(Problem details) Extract all lines from the data beneath that include the word "close".

(Raw data)
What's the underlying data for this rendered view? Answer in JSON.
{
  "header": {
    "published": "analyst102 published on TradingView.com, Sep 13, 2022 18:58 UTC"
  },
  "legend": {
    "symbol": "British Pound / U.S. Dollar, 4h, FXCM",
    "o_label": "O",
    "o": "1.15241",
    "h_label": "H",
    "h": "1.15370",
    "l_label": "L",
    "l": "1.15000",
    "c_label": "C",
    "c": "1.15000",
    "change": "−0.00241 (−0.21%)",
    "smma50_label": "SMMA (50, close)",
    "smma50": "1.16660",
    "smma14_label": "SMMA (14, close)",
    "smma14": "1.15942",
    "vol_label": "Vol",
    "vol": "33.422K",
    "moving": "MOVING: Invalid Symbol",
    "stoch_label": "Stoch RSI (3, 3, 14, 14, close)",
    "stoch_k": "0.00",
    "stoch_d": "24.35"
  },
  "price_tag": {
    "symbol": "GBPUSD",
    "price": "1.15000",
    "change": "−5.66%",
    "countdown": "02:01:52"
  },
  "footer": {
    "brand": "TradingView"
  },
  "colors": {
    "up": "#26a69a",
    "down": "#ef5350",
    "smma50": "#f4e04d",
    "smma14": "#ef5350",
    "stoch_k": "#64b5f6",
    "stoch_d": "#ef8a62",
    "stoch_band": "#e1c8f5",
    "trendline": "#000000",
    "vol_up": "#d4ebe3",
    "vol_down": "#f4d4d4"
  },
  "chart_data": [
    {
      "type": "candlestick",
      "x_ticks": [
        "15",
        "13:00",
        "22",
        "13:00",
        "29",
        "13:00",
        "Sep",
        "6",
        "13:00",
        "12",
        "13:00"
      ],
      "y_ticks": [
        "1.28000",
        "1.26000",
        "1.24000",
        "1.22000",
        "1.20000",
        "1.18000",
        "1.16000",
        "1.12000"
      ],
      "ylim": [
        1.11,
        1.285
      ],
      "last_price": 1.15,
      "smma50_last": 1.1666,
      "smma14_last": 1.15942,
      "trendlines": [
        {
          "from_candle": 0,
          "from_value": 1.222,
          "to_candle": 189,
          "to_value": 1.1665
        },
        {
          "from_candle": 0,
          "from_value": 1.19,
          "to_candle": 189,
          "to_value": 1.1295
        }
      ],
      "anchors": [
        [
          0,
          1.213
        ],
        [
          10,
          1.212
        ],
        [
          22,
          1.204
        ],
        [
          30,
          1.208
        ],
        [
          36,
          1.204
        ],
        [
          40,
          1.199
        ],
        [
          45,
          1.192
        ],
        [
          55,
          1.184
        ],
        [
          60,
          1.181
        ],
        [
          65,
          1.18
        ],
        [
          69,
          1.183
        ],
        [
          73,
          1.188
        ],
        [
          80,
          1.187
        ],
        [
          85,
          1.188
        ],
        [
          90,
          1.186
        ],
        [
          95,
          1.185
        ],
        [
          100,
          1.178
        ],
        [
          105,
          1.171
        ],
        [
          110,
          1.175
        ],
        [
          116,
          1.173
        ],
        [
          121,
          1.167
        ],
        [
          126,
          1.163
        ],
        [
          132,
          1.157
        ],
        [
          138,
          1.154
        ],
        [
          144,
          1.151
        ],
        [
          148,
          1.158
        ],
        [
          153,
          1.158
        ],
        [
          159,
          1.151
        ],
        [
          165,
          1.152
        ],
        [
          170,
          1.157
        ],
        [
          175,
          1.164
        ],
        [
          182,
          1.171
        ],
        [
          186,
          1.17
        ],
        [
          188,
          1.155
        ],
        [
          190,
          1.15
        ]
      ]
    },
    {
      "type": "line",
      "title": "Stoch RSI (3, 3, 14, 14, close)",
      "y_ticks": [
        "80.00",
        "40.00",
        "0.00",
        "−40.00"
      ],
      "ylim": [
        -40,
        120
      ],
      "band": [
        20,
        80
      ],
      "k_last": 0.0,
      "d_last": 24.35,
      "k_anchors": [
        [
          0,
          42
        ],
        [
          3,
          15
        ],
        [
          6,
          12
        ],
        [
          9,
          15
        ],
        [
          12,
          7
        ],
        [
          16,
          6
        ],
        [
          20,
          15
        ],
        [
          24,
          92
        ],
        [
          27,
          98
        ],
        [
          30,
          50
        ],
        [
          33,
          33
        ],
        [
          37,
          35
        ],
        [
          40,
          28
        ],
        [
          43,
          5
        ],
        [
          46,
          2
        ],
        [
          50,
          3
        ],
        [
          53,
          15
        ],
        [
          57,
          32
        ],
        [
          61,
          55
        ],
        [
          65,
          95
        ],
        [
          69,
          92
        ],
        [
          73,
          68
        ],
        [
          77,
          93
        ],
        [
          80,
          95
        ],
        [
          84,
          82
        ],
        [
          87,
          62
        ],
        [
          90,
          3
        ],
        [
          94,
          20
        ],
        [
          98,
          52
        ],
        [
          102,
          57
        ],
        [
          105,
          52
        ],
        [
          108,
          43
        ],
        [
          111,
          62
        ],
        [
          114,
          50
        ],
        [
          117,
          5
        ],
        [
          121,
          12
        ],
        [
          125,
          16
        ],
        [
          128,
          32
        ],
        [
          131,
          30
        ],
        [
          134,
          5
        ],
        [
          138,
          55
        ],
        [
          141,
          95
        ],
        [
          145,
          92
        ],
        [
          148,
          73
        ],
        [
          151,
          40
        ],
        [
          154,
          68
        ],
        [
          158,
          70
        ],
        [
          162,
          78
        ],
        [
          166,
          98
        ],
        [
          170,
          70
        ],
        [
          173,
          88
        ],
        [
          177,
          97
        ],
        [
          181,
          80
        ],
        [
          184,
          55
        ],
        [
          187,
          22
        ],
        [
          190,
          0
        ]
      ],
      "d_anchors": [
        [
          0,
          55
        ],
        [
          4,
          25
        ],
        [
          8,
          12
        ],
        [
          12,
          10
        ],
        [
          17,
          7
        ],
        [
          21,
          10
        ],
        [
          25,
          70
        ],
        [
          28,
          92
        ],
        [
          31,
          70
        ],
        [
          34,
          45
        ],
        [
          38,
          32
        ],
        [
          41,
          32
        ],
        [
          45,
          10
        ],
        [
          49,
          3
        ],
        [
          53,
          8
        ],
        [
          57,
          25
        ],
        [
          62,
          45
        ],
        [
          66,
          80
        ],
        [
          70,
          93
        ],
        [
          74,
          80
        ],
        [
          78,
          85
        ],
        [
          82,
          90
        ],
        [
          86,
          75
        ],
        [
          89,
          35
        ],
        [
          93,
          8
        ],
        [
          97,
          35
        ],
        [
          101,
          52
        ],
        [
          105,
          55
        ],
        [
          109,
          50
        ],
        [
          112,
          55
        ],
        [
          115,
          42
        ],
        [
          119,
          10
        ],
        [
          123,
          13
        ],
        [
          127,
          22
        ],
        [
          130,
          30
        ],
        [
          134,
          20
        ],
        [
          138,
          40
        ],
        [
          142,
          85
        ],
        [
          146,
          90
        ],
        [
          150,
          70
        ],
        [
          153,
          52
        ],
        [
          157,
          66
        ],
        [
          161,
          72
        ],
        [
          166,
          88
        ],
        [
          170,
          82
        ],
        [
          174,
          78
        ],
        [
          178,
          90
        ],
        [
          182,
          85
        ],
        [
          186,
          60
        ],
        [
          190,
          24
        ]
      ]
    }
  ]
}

(Task answer)
    "smma50_label": "SMMA (50, close)",
    "smma14_label": "SMMA (14, close)",
    "stoch_label": "Stoch RSI (3, 3, 14, 14, close)",
      "title": "Stoch RSI (3, 3, 14, 14, close)",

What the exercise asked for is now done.